**What is asked:**
Copy out every line exactly, passing over the pictures.
=======
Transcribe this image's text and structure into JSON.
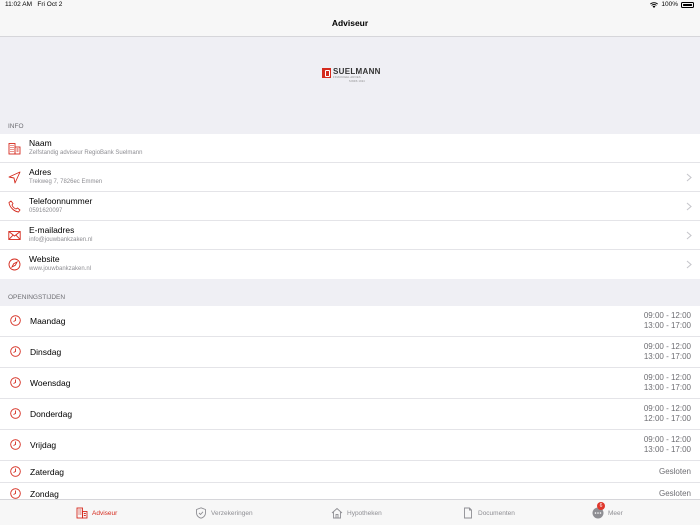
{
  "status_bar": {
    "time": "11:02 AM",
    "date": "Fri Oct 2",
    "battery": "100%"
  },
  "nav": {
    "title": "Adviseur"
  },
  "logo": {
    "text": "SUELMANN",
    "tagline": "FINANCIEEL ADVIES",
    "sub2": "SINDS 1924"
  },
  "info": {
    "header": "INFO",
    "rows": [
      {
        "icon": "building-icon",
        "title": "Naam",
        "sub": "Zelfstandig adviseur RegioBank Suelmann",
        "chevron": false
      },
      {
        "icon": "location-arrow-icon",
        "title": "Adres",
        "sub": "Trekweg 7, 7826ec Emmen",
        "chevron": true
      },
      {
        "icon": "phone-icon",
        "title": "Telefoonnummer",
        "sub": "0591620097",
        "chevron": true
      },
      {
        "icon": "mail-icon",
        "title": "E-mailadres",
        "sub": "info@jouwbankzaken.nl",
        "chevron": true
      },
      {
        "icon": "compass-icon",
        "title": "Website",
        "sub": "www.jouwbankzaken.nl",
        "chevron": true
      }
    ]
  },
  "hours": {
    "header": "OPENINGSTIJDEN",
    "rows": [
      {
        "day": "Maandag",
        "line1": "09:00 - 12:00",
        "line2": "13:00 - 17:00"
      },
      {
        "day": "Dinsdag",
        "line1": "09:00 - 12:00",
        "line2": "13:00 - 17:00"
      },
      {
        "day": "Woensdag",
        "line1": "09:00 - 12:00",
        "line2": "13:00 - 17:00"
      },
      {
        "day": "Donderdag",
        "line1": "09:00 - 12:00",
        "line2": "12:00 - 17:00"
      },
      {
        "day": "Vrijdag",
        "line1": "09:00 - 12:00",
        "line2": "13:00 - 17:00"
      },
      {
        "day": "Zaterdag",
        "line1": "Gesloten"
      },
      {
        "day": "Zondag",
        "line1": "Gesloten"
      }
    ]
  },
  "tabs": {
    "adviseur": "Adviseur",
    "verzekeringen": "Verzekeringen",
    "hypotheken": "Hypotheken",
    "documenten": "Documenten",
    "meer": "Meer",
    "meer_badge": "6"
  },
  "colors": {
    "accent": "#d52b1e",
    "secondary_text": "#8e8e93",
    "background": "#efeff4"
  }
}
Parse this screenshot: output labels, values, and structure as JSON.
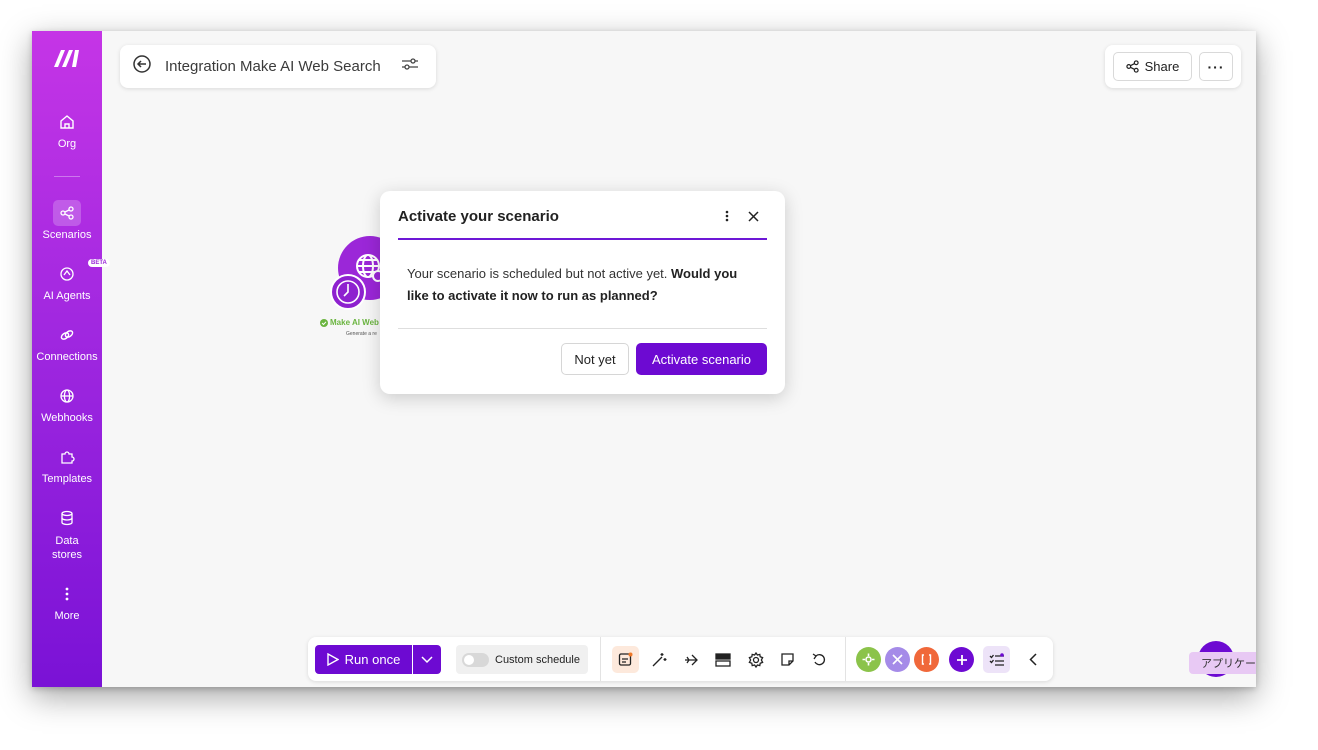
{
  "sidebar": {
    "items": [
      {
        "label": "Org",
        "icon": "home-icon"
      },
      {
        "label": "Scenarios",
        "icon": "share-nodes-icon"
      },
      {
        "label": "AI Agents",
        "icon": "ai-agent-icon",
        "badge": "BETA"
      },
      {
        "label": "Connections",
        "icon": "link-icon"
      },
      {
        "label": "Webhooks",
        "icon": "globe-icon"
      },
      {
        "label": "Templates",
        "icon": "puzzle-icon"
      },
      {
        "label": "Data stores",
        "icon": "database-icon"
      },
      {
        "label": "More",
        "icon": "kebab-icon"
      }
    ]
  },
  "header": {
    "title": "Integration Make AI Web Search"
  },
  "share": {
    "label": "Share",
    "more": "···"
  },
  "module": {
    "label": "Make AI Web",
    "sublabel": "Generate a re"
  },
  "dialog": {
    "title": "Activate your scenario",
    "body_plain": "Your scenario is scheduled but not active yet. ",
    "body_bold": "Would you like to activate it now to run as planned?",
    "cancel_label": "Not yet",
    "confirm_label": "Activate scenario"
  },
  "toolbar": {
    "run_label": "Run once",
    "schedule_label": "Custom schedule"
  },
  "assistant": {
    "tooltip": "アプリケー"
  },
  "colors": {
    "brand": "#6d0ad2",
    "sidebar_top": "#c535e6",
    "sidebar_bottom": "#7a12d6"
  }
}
=======
**Result for this exercise:**
Transcribe this image's text and structure into JSON.
{
  "status_bar": {
    "time": "11:02 AM",
    "date": "Fri Oct 2",
    "battery": "100%"
  },
  "nav": {
    "title": "Adviseur"
  },
  "logo": {
    "text": "SUELMANN",
    "tagline": "FINANCIEEL ADVIES",
    "sub2": "SINDS 1924"
  },
  "info": {
    "header": "INFO",
    "rows": [
      {
        "icon": "building-icon",
        "title": "Naam",
        "sub": "Zelfstandig adviseur RegioBank Suelmann",
        "chevron": false
      },
      {
        "icon": "location-arrow-icon",
        "title": "Adres",
        "sub": "Trekweg 7, 7826ec Emmen",
        "chevron": true
      },
      {
        "icon": "phone-icon",
        "title": "Telefoonnummer",
        "sub": "0591620097",
        "chevron": true
      },
      {
        "icon": "mail-icon",
        "title": "E-mailadres",
        "sub": "info@jouwbankzaken.nl",
        "chevron": true
      },
      {
        "icon": "compass-icon",
        "title": "Website",
        "sub": "www.jouwbankzaken.nl",
        "chevron": true
      }
    ]
  },
  "hours": {
    "header": "OPENINGSTIJDEN",
    "rows": [
      {
        "day": "Maandag",
        "line1": "09:00 - 12:00",
        "line2": "13:00 - 17:00"
      },
      {
        "day": "Dinsdag",
        "line1": "09:00 - 12:00",
        "line2": "13:00 - 17:00"
      },
      {
        "day": "Woensdag",
        "line1": "09:00 - 12:00",
        "line2": "13:00 - 17:00"
      },
      {
        "day": "Donderdag",
        "line1": "09:00 - 12:00",
        "line2": "12:00 - 17:00"
      },
      {
        "day": "Vrijdag",
        "line1": "09:00 - 12:00",
        "line2": "13:00 - 17:00"
      },
      {
        "day": "Zaterdag",
        "line1": "Gesloten"
      },
      {
        "day": "Zondag",
        "line1": "Gesloten"
      }
    ]
  },
  "tabs": {
    "adviseur": "Adviseur",
    "verzekeringen": "Verzekeringen",
    "hypotheken": "Hypotheken",
    "documenten": "Documenten",
    "meer": "Meer",
    "meer_badge": "6"
  },
  "colors": {
    "accent": "#d52b1e",
    "secondary_text": "#8e8e93",
    "background": "#efeff4"
  }
}
Parse this screenshot: output labels, values, and structure as JSON.
{
  "sidebar": {
    "items": [
      {
        "label": "Org",
        "icon": "home-icon"
      },
      {
        "label": "Scenarios",
        "icon": "share-nodes-icon"
      },
      {
        "label": "AI Agents",
        "icon": "ai-agent-icon",
        "badge": "BETA"
      },
      {
        "label": "Connections",
        "icon": "link-icon"
      },
      {
        "label": "Webhooks",
        "icon": "globe-icon"
      },
      {
        "label": "Templates",
        "icon": "puzzle-icon"
      },
      {
        "label": "Data stores",
        "icon": "database-icon"
      },
      {
        "label": "More",
        "icon": "kebab-icon"
      }
    ]
  },
  "header": {
    "title": "Integration Make AI Web Search"
  },
  "share": {
    "label": "Share",
    "more": "···"
  },
  "module": {
    "label": "Make AI Web",
    "sublabel": "Generate a re"
  },
  "dialog": {
    "title": "Activate your scenario",
    "body_plain": "Your scenario is scheduled but not active yet. ",
    "body_bold": "Would you like to activate it now to run as planned?",
    "cancel_label": "Not yet",
    "confirm_label": "Activate scenario"
  },
  "toolbar": {
    "run_label": "Run once",
    "schedule_label": "Custom schedule"
  },
  "assistant": {
    "tooltip": "アプリケー"
  },
  "colors": {
    "brand": "#6d0ad2",
    "sidebar_top": "#c535e6",
    "sidebar_bottom": "#7a12d6"
  }
}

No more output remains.